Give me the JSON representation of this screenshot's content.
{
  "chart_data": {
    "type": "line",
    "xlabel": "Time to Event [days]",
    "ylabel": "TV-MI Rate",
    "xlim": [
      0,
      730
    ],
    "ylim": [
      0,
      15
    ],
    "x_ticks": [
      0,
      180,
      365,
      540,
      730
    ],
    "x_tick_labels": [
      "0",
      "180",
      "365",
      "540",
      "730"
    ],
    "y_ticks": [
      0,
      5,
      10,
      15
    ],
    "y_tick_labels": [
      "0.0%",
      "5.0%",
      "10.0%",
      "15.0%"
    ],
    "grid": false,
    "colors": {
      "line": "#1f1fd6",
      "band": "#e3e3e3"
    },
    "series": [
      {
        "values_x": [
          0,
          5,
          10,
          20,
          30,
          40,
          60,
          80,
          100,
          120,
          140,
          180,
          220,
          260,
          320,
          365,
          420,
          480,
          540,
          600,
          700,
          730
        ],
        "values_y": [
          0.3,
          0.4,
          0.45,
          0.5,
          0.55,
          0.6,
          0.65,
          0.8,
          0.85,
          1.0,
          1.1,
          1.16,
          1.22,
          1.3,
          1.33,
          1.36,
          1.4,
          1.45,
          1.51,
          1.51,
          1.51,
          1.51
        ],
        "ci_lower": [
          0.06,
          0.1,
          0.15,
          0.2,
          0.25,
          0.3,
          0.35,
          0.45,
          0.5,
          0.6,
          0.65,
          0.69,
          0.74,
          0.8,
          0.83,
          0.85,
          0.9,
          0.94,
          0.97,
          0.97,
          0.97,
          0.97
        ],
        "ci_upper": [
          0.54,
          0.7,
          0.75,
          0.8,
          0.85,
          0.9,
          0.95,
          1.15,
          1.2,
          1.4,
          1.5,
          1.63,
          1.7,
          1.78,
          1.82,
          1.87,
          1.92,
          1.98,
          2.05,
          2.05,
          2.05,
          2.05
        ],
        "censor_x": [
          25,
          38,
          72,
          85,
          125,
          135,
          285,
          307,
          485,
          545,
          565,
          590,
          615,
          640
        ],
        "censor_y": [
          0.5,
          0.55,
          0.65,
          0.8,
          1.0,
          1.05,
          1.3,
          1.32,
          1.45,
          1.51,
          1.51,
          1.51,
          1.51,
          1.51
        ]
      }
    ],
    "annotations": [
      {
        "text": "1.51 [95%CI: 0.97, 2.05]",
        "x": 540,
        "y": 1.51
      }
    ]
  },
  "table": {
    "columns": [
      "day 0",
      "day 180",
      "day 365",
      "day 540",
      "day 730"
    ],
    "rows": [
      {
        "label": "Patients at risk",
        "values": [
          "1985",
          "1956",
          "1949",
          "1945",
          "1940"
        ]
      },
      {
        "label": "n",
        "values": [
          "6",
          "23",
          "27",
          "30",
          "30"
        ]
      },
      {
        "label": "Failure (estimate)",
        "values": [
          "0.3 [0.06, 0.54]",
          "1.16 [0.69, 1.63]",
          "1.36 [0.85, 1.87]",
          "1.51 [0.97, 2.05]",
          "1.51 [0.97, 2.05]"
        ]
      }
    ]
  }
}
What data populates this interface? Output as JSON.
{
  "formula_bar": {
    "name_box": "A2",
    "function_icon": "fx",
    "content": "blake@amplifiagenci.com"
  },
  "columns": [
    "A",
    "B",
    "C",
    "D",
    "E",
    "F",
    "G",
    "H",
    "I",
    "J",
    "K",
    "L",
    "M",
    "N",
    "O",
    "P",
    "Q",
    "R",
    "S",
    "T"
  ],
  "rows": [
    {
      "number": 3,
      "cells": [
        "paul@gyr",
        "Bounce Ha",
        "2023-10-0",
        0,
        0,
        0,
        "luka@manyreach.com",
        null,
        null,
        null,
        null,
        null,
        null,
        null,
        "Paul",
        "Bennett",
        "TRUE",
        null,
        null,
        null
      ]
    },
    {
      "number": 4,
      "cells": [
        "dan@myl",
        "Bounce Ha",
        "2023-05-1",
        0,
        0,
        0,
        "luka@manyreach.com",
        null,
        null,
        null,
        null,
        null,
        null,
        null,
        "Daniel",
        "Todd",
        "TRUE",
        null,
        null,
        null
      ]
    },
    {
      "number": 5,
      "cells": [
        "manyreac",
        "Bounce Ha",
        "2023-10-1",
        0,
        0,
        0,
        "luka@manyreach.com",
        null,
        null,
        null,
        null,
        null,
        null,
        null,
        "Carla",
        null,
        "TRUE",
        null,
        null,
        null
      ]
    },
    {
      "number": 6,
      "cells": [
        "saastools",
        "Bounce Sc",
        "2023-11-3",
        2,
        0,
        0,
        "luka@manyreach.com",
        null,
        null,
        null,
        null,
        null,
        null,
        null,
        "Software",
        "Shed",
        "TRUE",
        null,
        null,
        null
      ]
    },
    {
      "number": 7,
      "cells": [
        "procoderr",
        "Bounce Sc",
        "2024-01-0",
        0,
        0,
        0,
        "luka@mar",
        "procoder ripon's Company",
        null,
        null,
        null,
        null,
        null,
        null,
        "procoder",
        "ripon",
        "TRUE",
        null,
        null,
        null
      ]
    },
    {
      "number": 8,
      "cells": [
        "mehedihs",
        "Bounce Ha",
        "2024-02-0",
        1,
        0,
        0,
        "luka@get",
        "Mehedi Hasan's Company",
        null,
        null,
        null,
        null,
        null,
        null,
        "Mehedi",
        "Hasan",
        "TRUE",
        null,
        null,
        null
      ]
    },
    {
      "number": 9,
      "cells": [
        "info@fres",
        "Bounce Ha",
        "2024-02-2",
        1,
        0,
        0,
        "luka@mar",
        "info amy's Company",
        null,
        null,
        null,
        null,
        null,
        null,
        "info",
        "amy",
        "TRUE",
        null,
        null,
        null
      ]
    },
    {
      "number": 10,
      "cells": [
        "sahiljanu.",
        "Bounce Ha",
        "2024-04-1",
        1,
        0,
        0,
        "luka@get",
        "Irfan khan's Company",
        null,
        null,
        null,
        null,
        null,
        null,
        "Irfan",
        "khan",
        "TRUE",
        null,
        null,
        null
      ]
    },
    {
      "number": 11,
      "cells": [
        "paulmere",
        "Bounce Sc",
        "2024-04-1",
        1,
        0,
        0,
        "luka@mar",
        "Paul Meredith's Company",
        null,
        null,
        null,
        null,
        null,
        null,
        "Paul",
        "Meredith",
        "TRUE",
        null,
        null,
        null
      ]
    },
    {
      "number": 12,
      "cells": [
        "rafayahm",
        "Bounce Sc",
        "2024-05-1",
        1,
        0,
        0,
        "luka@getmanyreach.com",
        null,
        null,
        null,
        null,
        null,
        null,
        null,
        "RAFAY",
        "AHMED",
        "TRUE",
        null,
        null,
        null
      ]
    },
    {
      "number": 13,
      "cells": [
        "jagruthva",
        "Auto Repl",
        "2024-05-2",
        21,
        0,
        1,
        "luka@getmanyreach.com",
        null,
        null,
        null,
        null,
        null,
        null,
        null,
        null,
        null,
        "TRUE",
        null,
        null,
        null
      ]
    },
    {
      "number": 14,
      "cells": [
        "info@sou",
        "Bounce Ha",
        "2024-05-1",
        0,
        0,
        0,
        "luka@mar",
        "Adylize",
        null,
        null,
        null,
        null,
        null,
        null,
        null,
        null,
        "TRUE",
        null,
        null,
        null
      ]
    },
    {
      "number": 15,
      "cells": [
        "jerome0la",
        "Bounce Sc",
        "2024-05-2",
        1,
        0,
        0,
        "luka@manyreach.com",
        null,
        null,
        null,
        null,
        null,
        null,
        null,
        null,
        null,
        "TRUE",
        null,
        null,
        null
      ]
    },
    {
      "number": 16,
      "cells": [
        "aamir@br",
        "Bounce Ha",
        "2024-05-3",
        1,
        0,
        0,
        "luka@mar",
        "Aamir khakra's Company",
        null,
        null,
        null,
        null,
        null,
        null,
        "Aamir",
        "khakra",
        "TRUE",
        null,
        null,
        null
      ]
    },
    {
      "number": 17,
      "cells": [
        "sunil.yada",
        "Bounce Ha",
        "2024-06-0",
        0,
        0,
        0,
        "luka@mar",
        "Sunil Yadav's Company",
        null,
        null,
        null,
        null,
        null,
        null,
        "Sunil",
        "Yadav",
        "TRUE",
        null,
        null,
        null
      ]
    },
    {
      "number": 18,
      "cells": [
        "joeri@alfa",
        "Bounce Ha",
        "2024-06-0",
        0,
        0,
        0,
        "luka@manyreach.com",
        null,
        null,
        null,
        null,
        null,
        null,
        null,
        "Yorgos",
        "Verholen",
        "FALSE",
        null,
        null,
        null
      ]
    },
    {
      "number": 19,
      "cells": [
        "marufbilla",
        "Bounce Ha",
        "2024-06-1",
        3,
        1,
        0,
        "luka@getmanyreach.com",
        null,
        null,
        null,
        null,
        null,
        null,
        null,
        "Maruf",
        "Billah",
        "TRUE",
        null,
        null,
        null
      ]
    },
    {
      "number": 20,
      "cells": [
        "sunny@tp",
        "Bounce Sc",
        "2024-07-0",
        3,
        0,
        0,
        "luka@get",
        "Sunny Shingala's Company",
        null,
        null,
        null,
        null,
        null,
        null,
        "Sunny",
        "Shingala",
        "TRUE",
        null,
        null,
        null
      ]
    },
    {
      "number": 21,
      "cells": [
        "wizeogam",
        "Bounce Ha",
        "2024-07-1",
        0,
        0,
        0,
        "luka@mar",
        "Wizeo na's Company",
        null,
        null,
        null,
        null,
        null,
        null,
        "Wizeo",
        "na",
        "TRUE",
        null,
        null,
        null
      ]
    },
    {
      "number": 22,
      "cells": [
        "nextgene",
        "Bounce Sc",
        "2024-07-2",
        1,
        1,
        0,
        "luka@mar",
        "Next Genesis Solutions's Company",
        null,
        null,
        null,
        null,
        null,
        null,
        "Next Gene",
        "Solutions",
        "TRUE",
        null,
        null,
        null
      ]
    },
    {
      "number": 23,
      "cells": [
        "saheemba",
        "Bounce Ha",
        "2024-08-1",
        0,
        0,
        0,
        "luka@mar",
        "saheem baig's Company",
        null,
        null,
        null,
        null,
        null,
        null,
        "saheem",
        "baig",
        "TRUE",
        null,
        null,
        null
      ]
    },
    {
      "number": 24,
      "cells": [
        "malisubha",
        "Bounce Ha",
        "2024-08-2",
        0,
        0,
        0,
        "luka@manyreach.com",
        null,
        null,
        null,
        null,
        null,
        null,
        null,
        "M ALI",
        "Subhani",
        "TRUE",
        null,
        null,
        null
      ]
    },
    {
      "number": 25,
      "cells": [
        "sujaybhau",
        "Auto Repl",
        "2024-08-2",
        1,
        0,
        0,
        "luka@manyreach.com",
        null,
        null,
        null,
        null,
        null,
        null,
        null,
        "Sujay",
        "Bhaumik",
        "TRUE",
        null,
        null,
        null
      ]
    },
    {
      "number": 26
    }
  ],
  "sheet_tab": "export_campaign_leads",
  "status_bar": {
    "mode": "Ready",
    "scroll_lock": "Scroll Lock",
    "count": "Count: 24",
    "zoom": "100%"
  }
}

____________

TASK DESCRIPTION: Work out the number of lines above that include the string "Solutions" and write only that number.

SOLUTION BELOW: 2